▸ Available records
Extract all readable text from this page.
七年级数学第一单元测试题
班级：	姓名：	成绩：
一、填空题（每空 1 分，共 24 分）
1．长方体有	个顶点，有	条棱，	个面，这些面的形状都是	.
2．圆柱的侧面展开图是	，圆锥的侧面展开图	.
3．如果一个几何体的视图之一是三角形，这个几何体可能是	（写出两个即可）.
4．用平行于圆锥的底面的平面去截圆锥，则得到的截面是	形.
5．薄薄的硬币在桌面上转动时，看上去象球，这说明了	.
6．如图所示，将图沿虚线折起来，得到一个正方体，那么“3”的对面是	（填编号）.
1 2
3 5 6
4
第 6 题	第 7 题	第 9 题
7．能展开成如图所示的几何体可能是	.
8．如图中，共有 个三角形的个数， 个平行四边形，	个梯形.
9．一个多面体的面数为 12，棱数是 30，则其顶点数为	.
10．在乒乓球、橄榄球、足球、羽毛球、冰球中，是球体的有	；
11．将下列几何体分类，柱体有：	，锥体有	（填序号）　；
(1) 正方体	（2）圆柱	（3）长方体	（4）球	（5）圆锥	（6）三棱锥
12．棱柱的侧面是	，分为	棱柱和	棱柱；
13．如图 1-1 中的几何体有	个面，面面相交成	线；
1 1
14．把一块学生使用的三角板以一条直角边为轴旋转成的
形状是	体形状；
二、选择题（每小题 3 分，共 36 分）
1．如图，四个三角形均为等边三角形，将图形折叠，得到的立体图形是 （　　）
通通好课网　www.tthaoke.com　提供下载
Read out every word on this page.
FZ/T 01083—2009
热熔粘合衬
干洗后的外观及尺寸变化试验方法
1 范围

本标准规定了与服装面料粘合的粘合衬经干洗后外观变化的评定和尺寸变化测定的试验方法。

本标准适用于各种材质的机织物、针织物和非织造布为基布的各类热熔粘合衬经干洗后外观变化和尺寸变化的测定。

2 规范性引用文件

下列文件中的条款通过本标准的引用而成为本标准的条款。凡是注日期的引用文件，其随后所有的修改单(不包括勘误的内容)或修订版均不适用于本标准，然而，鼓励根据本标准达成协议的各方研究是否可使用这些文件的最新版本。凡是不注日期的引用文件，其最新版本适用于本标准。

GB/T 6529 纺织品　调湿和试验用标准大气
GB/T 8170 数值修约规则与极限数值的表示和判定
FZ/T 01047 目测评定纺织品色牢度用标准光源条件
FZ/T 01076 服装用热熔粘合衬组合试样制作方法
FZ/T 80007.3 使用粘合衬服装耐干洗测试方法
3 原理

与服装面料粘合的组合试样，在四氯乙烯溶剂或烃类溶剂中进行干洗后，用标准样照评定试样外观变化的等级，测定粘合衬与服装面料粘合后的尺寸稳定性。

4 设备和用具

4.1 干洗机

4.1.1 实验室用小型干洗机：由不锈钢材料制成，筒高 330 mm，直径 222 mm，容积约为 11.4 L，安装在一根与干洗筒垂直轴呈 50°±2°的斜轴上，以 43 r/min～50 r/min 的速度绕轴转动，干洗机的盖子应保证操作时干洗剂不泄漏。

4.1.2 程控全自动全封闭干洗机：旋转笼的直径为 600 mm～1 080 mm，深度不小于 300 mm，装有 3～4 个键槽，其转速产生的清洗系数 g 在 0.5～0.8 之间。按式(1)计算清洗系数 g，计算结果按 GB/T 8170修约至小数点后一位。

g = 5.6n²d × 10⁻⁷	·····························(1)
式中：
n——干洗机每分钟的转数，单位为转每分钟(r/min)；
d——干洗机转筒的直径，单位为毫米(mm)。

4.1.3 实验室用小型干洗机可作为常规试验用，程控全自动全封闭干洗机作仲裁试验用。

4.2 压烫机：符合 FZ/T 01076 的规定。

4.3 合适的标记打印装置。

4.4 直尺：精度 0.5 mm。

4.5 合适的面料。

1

▸ Given task
Pick out every line above that holds the word "this" and copy it.

▸ Exercise solution
Extract all readable text from this page.
Read out every word on this page.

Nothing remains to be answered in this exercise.